Your answer must be every line of the data that contains "title".

====== DATA PROVIDED ======

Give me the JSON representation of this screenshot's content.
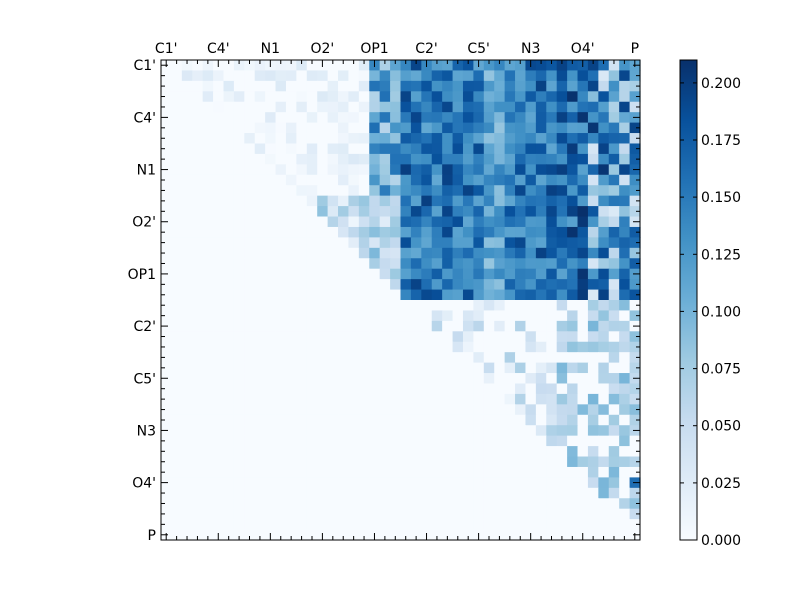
{
  "chart_data": {
    "type": "heatmap",
    "title": "",
    "xlabel": "",
    "ylabel": "",
    "size": 46,
    "tick_labels": [
      "C1'",
      "C4'",
      "N1",
      "O2'",
      "OP1",
      "C2'",
      "C5'",
      "N3",
      "O4'",
      "P"
    ],
    "tick_positions": [
      0,
      5,
      10,
      15,
      20,
      25,
      30,
      35,
      40,
      45
    ],
    "x_ticks_on_top": true,
    "colormap": "Blues",
    "clim": [
      0.0,
      0.21
    ],
    "colorbar": {
      "ticks": [
        0.0,
        0.025,
        0.05,
        0.075,
        0.1,
        0.125,
        0.15,
        0.175,
        0.2
      ],
      "tick_labels": [
        "0.000",
        "0.025",
        "0.050",
        "0.075",
        "0.100",
        "0.125",
        "0.150",
        "0.175",
        "0.200"
      ]
    },
    "structure": "upper-triangular matrix; lower triangle = 0. Rows 0-12: low values (0-0.05) for cols 1-19, high values (0.10-0.21) for cols 23-45. Rows 12-22: moderate (0.02-0.09) for cols 14-22, high for cols 23-45. Rows 23-45: mostly low values with scattered moderate-high cells near the diagonal in cols 38-45.",
    "colors": {
      "low": "#f7fbff",
      "high": "#08306b"
    }
  }
}
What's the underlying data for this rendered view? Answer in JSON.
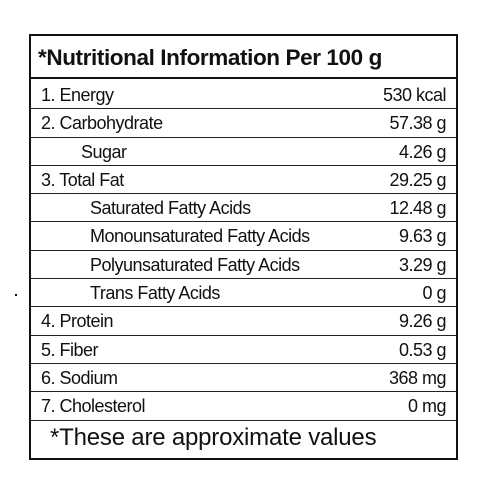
{
  "panel": {
    "title": "*Nutritional Information Per 100 g",
    "rows": [
      {
        "label": "1. Energy",
        "value": "530 kcal",
        "indent": 0
      },
      {
        "label": "2. Carbohydrate",
        "value": "57.38 g",
        "indent": 0
      },
      {
        "label": "Sugar",
        "value": "4.26 g",
        "indent": 1
      },
      {
        "label": "3. Total Fat",
        "value": "29.25 g",
        "indent": 0
      },
      {
        "label": "Saturated Fatty Acids",
        "value": "12.48 g",
        "indent": 2
      },
      {
        "label": "Monounsaturated Fatty Acids",
        "value": "9.63 g",
        "indent": 2
      },
      {
        "label": "Polyunsaturated Fatty Acids",
        "value": "3.29 g",
        "indent": 2
      },
      {
        "label": "Trans Fatty Acids",
        "value": "0 g",
        "indent": 2
      },
      {
        "label": "4. Protein",
        "value": "9.26 g",
        "indent": 0
      },
      {
        "label": "5. Fiber",
        "value": "0.53 g",
        "indent": 0
      },
      {
        "label": "6. Sodium",
        "value": "368 mg",
        "indent": 0
      },
      {
        "label": "7. Cholesterol",
        "value": "0 mg",
        "indent": 0
      }
    ],
    "footer": "*These are approximate values"
  }
}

======

*SOLUTION TO THE EXERCISE*:
    "title": "",
    "title": "*Nutritional Information Per 100 g",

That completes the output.